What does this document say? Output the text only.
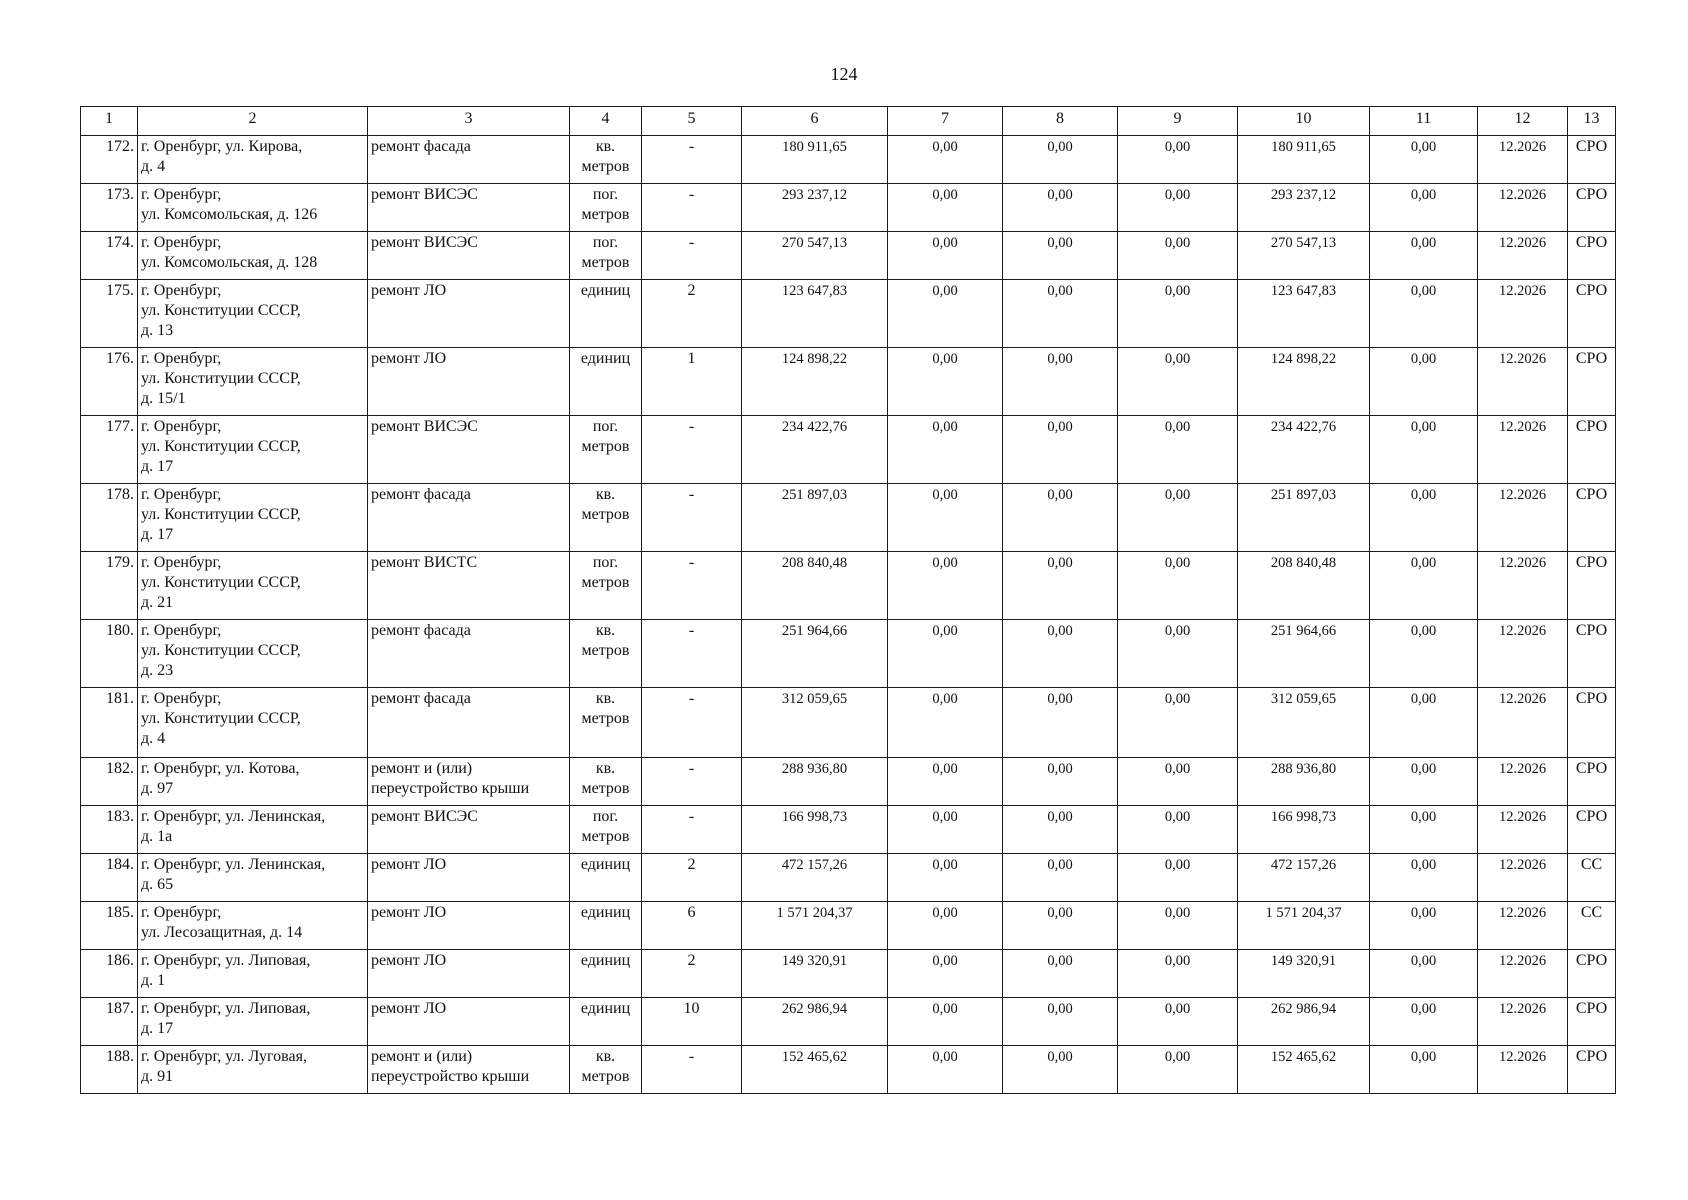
124
1	2	3	4	5	6	7	8	9	10	11	12	13
172.	г. Оренбург, ул. Кирова,
д. 4	ремонт фасада	кв.
метров	-	180 911,65	0,00	0,00	0,00	180 911,65	0,00	12.2026	СРО
173.	г. Оренбург,
ул. Комсомольская, д. 126	ремонт ВИСЭС	пог.
метров	-	293 237,12	0,00	0,00	0,00	293 237,12	0,00	12.2026	СРО
174.	г. Оренбург,
ул. Комсомольская, д. 128	ремонт ВИСЭС	пог.
метров	-	270 547,13	0,00	0,00	0,00	270 547,13	0,00	12.2026	СРО
175.	г. Оренбург,
ул. Конституции СССР,
д. 13	ремонт ЛО	единиц	2	123 647,83	0,00	0,00	0,00	123 647,83	0,00	12.2026	СРО
176.	г. Оренбург,
ул. Конституции СССР,
д. 15/1	ремонт ЛО	единиц	1	124 898,22	0,00	0,00	0,00	124 898,22	0,00	12.2026	СРО
177.	г. Оренбург,
ул. Конституции СССР,
д. 17	ремонт ВИСЭС	пог.
метров	-	234 422,76	0,00	0,00	0,00	234 422,76	0,00	12.2026	СРО
178.	г. Оренбург,
ул. Конституции СССР,
д. 17	ремонт фасада	кв.
метров	-	251 897,03	0,00	0,00	0,00	251 897,03	0,00	12.2026	СРО
179.	г. Оренбург,
ул. Конституции СССР,
д. 21	ремонт ВИСТС	пог.
метров	-	208 840,48	0,00	0,00	0,00	208 840,48	0,00	12.2026	СРО
180.	г. Оренбург,
ул. Конституции СССР,
д. 23	ремонт фасада	кв.
метров	-	251 964,66	0,00	0,00	0,00	251 964,66	0,00	12.2026	СРО
181.	г. Оренбург,
ул. Конституции СССР,
д. 4	ремонт фасада	кв.
метров	-	312 059,65	0,00	0,00	0,00	312 059,65	0,00	12.2026	СРО
182.	г. Оренбург, ул. Котова,
д. 97	ремонт и (или)
переустройство крыши	кв.
метров	-	288 936,80	0,00	0,00	0,00	288 936,80	0,00	12.2026	СРО
183.	г. Оренбург, ул. Ленинская,
д. 1а	ремонт ВИСЭС	пог.
метров	-	166 998,73	0,00	0,00	0,00	166 998,73	0,00	12.2026	СРО
184.	г. Оренбург, ул. Ленинская,
д. 65	ремонт ЛО	единиц	2	472 157,26	0,00	0,00	0,00	472 157,26	0,00	12.2026	СС
185.	г. Оренбург,
ул. Лесозащитная, д. 14	ремонт ЛО	единиц	6	1 571 204,37	0,00	0,00	0,00	1 571 204,37	0,00	12.2026	СС
186.	г. Оренбург, ул. Липовая,
д. 1	ремонт ЛО	единиц	2	149 320,91	0,00	0,00	0,00	149 320,91	0,00	12.2026	СРО
187.	г. Оренбург, ул. Липовая,
д. 17	ремонт ЛО	единиц	10	262 986,94	0,00	0,00	0,00	262 986,94	0,00	12.2026	СРО
188.	г. Оренбург, ул. Луговая,
д. 91	ремонт и (или)
переустройство крыши	кв.
метров	-	152 465,62	0,00	0,00	0,00	152 465,62	0,00	12.2026	СРО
============================================================
| Exercise |
Your task is to set down the records shown above exactly, minus any pictures.

| Answer to the task |
What does this document say? Output the text only.
124
1	2	3	4	5	6	7	8	9	10	11	12	13
172.	г. Оренбург, ул. Кирова,
д. 4	ремонт фасада	кв.
метров	-	180 911,65	0,00	0,00	0,00	180 911,65	0,00	12.2026	СРО
173.	г. Оренбург,
ул. Комсомольская, д. 126	ремонт ВИСЭС	пог.
метров	-	293 237,12	0,00	0,00	0,00	293 237,12	0,00	12.2026	СРО
174.	г. Оренбург,
ул. Комсомольская, д. 128	ремонт ВИСЭС	пог.
метров	-	270 547,13	0,00	0,00	0,00	270 547,13	0,00	12.2026	СРО
175.	г. Оренбург,
ул. Конституции СССР,
д. 13	ремонт ЛО	единиц	2	123 647,83	0,00	0,00	0,00	123 647,83	0,00	12.2026	СРО
176.	г. Оренбург,
ул. Конституции СССР,
д. 15/1	ремонт ЛО	единиц	1	124 898,22	0,00	0,00	0,00	124 898,22	0,00	12.2026	СРО
177.	г. Оренбург,
ул. Конституции СССР,
д. 17	ремонт ВИСЭС	пог.
метров	-	234 422,76	0,00	0,00	0,00	234 422,76	0,00	12.2026	СРО
178.	г. Оренбург,
ул. Конституции СССР,
д. 17	ремонт фасада	кв.
метров	-	251 897,03	0,00	0,00	0,00	251 897,03	0,00	12.2026	СРО
179.	г. Оренбург,
ул. Конституции СССР,
д. 21	ремонт ВИСТС	пог.
метров	-	208 840,48	0,00	0,00	0,00	208 840,48	0,00	12.2026	СРО
180.	г. Оренбург,
ул. Конституции СССР,
д. 23	ремонт фасада	кв.
метров	-	251 964,66	0,00	0,00	0,00	251 964,66	0,00	12.2026	СРО
181.	г. Оренбург,
ул. Конституции СССР,
д. 4	ремонт фасада	кв.
метров	-	312 059,65	0,00	0,00	0,00	312 059,65	0,00	12.2026	СРО
182.	г. Оренбург, ул. Котова,
д. 97	ремонт и (или)
переустройство крыши	кв.
метров	-	288 936,80	0,00	0,00	0,00	288 936,80	0,00	12.2026	СРО
183.	г. Оренбург, ул. Ленинская,
д. 1а	ремонт ВИСЭС	пог.
метров	-	166 998,73	0,00	0,00	0,00	166 998,73	0,00	12.2026	СРО
184.	г. Оренбург, ул. Ленинская,
д. 65	ремонт ЛО	единиц	2	472 157,26	0,00	0,00	0,00	472 157,26	0,00	12.2026	СС
185.	г. Оренбург,
ул. Лесозащитная, д. 14	ремонт ЛО	единиц	6	1 571 204,37	0,00	0,00	0,00	1 571 204,37	0,00	12.2026	СС
186.	г. Оренбург, ул. Липовая,
д. 1	ремонт ЛО	единиц	2	149 320,91	0,00	0,00	0,00	149 320,91	0,00	12.2026	СРО
187.	г. Оренбург, ул. Липовая,
д. 17	ремонт ЛО	единиц	10	262 986,94	0,00	0,00	0,00	262 986,94	0,00	12.2026	СРО
188.	г. Оренбург, ул. Луговая,
д. 91	ремонт и (или)
переустройство крыши	кв.
метров	-	152 465,62	0,00	0,00	0,00	152 465,62	0,00	12.2026	СРО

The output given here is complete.